====== Records

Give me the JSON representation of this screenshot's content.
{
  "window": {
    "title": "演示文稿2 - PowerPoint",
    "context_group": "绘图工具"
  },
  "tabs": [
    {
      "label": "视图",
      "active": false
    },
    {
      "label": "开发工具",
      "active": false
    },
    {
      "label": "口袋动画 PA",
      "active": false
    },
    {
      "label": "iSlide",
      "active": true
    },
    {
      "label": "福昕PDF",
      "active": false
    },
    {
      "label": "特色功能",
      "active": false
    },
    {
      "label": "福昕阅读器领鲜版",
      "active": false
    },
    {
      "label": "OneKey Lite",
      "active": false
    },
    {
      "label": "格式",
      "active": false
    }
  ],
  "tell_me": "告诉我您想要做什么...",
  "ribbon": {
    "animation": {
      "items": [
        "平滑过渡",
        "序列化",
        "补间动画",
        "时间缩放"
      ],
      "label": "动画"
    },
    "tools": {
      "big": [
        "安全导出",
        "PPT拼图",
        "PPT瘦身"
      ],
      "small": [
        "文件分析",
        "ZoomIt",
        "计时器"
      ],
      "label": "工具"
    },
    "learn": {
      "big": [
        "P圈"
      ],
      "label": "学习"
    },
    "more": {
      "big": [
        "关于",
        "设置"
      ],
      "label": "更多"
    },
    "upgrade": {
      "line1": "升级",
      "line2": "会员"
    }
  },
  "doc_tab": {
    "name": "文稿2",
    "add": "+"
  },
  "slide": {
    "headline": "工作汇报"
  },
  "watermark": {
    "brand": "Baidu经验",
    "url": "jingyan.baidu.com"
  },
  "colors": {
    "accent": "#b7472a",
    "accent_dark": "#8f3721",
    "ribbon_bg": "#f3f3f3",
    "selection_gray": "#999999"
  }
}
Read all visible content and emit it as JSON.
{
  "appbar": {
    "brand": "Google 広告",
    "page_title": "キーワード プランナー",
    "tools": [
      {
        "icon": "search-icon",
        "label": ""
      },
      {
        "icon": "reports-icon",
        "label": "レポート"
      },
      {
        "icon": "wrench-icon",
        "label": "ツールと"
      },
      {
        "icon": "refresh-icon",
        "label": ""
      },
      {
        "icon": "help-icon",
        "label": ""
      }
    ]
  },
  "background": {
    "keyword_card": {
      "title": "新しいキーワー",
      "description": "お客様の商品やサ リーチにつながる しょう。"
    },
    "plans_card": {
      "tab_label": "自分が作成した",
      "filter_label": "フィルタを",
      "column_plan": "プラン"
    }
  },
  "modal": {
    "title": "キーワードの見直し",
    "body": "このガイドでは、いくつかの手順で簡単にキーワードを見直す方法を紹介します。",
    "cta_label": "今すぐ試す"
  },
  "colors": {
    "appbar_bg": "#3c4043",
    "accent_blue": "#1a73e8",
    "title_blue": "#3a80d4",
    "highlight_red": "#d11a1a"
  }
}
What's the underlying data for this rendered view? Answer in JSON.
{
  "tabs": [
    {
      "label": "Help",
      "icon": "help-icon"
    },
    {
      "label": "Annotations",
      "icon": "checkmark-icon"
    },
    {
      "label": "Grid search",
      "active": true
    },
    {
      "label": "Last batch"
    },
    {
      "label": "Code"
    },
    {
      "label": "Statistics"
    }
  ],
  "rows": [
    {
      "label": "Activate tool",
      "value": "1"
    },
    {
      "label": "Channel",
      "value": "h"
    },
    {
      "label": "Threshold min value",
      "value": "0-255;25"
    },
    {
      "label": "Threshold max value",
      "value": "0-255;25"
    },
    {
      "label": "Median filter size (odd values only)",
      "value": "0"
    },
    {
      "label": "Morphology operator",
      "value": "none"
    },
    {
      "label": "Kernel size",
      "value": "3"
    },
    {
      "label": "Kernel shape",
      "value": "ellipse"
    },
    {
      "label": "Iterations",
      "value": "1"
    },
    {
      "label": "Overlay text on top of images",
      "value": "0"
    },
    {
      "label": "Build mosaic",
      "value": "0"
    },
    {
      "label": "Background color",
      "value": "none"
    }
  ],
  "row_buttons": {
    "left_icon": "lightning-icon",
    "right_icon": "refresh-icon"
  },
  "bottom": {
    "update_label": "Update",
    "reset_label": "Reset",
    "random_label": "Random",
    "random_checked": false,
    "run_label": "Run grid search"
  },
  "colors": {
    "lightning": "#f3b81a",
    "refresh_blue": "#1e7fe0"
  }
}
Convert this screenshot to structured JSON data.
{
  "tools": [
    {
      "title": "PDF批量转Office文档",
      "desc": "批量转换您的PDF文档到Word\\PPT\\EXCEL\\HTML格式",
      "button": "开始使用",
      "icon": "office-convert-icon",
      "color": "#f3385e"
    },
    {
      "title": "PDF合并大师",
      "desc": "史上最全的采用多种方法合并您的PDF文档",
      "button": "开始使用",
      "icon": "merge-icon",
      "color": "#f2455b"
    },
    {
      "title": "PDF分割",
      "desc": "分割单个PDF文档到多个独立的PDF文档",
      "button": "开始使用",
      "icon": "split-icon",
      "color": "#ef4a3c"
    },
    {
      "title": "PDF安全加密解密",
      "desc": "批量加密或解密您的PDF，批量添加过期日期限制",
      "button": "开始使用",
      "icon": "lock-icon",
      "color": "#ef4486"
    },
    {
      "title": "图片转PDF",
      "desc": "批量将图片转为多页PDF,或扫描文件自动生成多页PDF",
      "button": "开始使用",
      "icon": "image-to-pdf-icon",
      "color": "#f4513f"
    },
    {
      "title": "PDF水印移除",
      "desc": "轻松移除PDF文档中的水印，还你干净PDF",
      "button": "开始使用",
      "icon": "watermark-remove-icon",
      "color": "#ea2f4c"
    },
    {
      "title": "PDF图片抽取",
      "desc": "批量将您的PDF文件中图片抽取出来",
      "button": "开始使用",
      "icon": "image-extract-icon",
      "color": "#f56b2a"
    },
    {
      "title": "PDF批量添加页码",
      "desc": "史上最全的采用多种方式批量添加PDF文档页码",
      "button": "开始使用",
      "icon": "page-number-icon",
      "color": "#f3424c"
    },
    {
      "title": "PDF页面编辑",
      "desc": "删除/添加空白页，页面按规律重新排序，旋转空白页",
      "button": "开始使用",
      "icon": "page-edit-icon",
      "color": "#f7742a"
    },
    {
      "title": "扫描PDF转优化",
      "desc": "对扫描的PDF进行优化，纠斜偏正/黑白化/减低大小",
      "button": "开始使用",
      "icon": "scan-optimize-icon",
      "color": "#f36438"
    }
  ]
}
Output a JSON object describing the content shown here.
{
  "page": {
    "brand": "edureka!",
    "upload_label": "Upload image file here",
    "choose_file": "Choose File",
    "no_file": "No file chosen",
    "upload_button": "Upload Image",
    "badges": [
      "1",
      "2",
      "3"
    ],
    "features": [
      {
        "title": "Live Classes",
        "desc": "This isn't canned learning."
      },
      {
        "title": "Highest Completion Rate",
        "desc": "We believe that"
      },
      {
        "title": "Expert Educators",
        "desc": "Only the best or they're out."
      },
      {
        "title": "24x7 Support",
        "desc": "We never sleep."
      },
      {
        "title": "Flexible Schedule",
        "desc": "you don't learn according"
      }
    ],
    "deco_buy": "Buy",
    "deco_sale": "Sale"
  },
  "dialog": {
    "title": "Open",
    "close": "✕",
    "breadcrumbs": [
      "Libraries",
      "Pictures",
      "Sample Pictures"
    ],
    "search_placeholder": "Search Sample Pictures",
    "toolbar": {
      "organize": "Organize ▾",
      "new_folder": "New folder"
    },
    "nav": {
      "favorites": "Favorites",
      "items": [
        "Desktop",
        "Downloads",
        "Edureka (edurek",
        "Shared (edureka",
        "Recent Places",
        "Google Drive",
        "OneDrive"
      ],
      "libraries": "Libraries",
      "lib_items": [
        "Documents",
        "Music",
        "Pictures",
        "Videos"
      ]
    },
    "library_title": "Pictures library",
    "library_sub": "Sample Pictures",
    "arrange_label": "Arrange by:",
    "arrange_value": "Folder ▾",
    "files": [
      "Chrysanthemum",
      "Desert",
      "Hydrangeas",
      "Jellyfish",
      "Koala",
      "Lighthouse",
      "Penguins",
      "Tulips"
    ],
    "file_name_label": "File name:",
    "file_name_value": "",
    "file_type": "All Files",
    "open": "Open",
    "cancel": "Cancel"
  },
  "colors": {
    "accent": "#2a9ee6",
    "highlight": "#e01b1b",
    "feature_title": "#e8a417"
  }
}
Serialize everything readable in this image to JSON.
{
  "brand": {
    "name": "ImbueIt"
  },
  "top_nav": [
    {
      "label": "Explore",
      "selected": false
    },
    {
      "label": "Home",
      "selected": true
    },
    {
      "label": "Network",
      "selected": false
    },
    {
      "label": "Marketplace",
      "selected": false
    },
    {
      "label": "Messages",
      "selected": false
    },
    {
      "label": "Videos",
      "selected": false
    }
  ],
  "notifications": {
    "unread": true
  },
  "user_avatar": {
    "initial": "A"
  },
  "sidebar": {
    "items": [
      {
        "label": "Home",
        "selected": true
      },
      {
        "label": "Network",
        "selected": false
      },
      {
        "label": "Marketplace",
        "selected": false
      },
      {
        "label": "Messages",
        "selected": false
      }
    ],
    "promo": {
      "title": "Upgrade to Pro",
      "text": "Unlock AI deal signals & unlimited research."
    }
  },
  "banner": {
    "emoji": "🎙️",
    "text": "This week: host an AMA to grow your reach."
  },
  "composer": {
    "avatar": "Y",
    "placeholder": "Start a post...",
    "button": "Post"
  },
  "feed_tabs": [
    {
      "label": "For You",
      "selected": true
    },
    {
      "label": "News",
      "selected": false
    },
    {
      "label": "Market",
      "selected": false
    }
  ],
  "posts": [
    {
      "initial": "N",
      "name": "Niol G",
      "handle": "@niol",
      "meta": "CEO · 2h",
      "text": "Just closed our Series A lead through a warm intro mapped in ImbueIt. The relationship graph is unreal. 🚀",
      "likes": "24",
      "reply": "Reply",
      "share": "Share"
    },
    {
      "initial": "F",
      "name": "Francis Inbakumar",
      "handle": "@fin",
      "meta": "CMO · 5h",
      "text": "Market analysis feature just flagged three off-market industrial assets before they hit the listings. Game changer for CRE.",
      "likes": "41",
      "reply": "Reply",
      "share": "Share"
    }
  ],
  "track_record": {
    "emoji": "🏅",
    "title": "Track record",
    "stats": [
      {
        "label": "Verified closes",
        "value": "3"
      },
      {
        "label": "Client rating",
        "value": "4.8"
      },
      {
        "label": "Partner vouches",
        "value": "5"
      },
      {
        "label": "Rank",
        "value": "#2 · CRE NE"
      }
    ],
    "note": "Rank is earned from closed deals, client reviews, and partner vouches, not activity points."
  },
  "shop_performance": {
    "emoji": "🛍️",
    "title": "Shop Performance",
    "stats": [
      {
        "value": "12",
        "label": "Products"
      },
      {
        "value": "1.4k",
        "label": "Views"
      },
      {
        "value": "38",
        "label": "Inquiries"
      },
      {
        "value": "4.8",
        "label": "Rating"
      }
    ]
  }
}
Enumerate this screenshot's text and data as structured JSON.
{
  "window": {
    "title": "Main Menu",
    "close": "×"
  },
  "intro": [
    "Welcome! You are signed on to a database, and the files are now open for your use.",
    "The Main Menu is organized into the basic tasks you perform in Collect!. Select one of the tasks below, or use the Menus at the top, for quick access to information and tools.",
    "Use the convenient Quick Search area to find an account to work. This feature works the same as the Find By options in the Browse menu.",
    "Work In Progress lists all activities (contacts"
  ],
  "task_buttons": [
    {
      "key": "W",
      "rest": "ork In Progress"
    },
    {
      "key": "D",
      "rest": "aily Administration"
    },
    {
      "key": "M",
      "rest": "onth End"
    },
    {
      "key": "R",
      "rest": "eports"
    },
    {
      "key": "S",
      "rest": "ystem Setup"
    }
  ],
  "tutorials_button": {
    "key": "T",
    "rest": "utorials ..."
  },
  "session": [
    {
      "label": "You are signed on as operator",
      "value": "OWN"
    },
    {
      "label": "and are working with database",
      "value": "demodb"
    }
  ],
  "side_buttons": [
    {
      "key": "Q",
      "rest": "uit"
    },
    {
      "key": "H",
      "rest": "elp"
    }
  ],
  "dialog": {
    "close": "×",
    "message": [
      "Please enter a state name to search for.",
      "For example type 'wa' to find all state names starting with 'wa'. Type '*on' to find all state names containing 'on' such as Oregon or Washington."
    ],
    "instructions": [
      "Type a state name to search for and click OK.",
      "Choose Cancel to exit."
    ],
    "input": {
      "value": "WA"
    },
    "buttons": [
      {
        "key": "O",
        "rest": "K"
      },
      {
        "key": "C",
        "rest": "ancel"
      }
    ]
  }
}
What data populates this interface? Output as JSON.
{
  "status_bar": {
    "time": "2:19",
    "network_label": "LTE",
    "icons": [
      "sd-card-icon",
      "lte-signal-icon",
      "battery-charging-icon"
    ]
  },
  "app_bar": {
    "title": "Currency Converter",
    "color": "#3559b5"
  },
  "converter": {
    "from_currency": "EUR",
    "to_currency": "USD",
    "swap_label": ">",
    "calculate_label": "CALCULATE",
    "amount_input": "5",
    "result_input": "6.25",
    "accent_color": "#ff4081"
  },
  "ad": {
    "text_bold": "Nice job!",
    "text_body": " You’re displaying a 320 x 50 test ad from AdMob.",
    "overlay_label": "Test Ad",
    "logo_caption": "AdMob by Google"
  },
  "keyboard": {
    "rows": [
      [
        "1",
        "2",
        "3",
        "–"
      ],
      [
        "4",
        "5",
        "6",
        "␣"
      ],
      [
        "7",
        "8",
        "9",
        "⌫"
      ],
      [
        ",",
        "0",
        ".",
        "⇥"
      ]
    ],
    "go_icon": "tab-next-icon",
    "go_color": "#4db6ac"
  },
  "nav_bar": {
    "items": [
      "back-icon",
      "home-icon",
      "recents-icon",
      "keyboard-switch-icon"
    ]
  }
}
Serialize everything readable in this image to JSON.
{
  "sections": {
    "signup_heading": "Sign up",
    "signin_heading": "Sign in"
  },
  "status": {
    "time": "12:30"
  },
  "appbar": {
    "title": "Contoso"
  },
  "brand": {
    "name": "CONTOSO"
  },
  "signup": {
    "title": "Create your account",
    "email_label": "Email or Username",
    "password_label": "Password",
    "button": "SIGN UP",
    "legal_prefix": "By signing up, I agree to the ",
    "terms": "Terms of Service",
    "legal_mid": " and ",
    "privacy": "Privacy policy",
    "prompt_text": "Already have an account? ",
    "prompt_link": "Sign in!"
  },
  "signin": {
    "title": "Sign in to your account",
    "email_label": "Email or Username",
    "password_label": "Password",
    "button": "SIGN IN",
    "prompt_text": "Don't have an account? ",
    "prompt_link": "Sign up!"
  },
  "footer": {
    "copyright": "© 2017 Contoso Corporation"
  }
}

============

Filter the data for the string "Threshold" and copy every line that has it.

**Output for this task**
      "label": "Threshold min value",
      "label": "Threshold max value",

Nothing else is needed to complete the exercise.